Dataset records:
....................

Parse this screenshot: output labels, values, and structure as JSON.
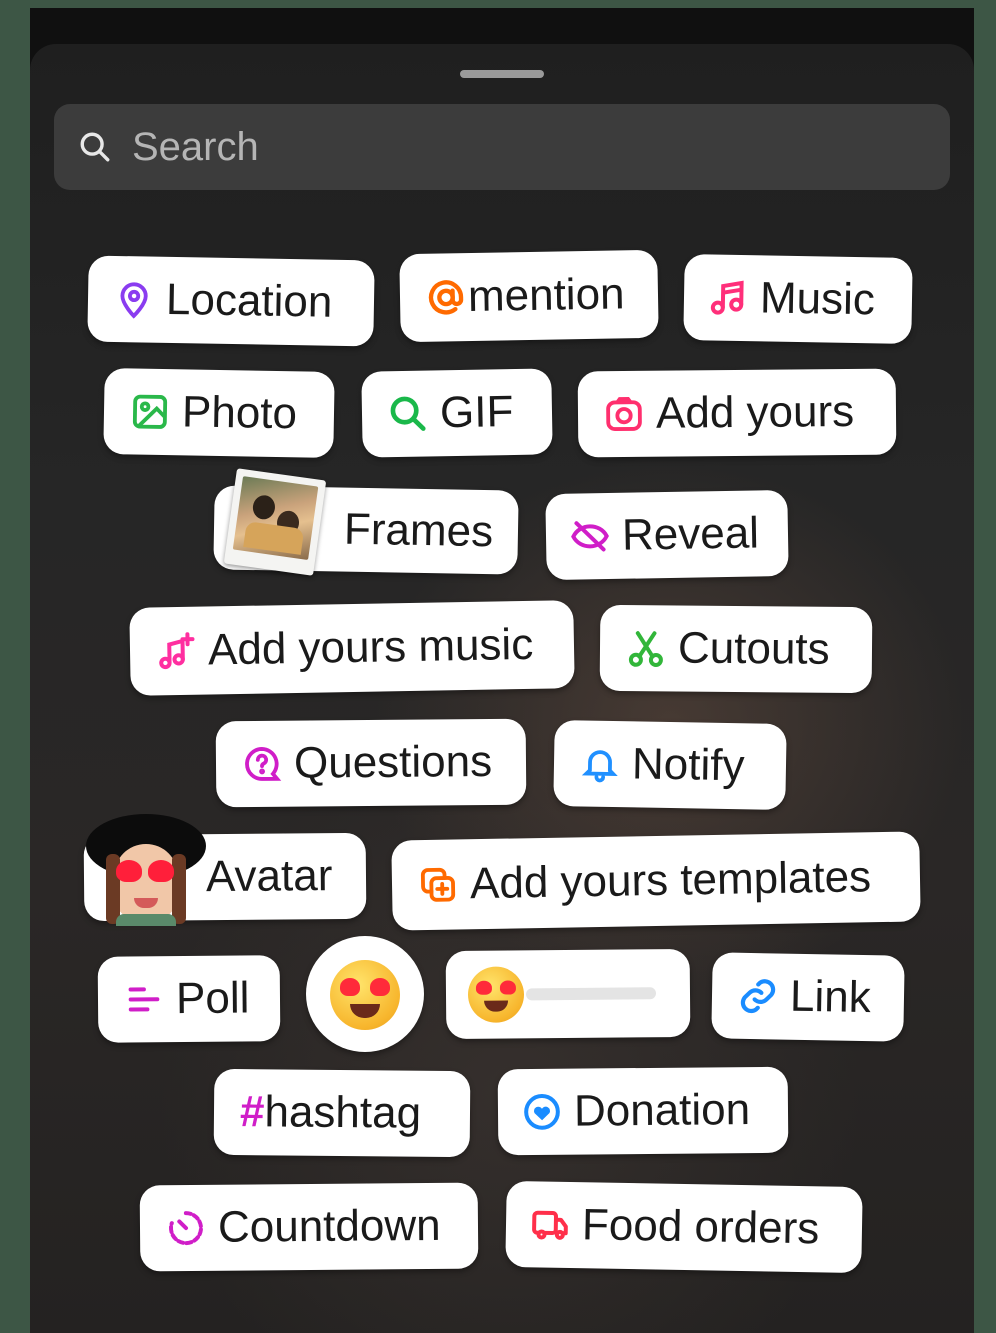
{
  "search": {
    "placeholder": "Search"
  },
  "stickers": {
    "location": "Location",
    "mention": "mention",
    "music": "Music",
    "photo": "Photo",
    "gif": "GIF",
    "add_yours": "Add yours",
    "frames": "Frames",
    "reveal": "Reveal",
    "add_yours_music": "Add yours music",
    "cutouts": "Cutouts",
    "questions": "Questions",
    "notify": "Notify",
    "avatar": "Avatar",
    "add_yours_templates": "Add yours templates",
    "poll": "Poll",
    "link": "Link",
    "hashtag": "hashtag",
    "donation": "Donation",
    "countdown": "Countdown",
    "food_orders": "Food orders"
  },
  "icons": {
    "location": "location-pin-icon",
    "mention": "at-sign-icon",
    "music": "music-note-icon",
    "photo": "image-icon",
    "gif": "search-icon",
    "add_yours": "camera-icon",
    "reveal": "eye-off-icon",
    "add_yours_music": "music-plus-icon",
    "cutouts": "scissors-icon",
    "questions": "question-bubble-icon",
    "notify": "bell-icon",
    "add_yours_templates": "copy-plus-icon",
    "poll": "poll-bars-icon",
    "link": "link-icon",
    "hashtag": "hashtag-icon",
    "donation": "heart-circle-icon",
    "countdown": "timer-icon",
    "food_orders": "delivery-icon"
  },
  "colors": {
    "location": "#8a3cf0",
    "mention": "#ff6a00",
    "music": "#ff2f7a",
    "photo": "#2ab84a",
    "gif": "#1ab84a",
    "add_yours": "#ff2f6e",
    "reveal": "#d01ec8",
    "add_yours_music": "#ff2fa0",
    "cutouts": "#32b63a",
    "questions": "#d01ec8",
    "notify": "#2090ff",
    "add_yours_templates": "#ff6a00",
    "poll": "#d01ec8",
    "link": "#1a8cff",
    "hashtag": "#d01ec8",
    "donation": "#1a8cff",
    "countdown": "#d01ec8",
    "food_orders": "#ff2f4a"
  },
  "emoji_slider": {
    "value": 0
  }
}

....................

Leave out the pictures and copy everything else in the records word for word.

Parse this screenshot: output labels, values, and structure as JSON.
{
  "search": {
    "placeholder": "Search"
  },
  "stickers": {
    "location": "Location",
    "mention": "mention",
    "music": "Music",
    "photo": "Photo",
    "gif": "GIF",
    "add_yours": "Add yours",
    "frames": "Frames",
    "reveal": "Reveal",
    "add_yours_music": "Add yours music",
    "cutouts": "Cutouts",
    "questions": "Questions",
    "notify": "Notify",
    "avatar": "Avatar",
    "add_yours_templates": "Add yours templates",
    "poll": "Poll",
    "link": "Link",
    "hashtag": "hashtag",
    "donation": "Donation",
    "countdown": "Countdown",
    "food_orders": "Food orders"
  },
  "icons": {
    "location": "location-pin-icon",
    "mention": "at-sign-icon",
    "music": "music-note-icon",
    "photo": "image-icon",
    "gif": "search-icon",
    "add_yours": "camera-icon",
    "reveal": "eye-off-icon",
    "add_yours_music": "music-plus-icon",
    "cutouts": "scissors-icon",
    "questions": "question-bubble-icon",
    "notify": "bell-icon",
    "add_yours_templates": "copy-plus-icon",
    "poll": "poll-bars-icon",
    "link": "link-icon",
    "hashtag": "hashtag-icon",
    "donation": "heart-circle-icon",
    "countdown": "timer-icon",
    "food_orders": "delivery-icon"
  },
  "colors": {
    "location": "#8a3cf0",
    "mention": "#ff6a00",
    "music": "#ff2f7a",
    "photo": "#2ab84a",
    "gif": "#1ab84a",
    "add_yours": "#ff2f6e",
    "reveal": "#d01ec8",
    "add_yours_music": "#ff2fa0",
    "cutouts": "#32b63a",
    "questions": "#d01ec8",
    "notify": "#2090ff",
    "add_yours_templates": "#ff6a00",
    "poll": "#d01ec8",
    "link": "#1a8cff",
    "hashtag": "#d01ec8",
    "donation": "#1a8cff",
    "countdown": "#d01ec8",
    "food_orders": "#ff2f4a"
  },
  "emoji_slider": {
    "value": 0
  }
}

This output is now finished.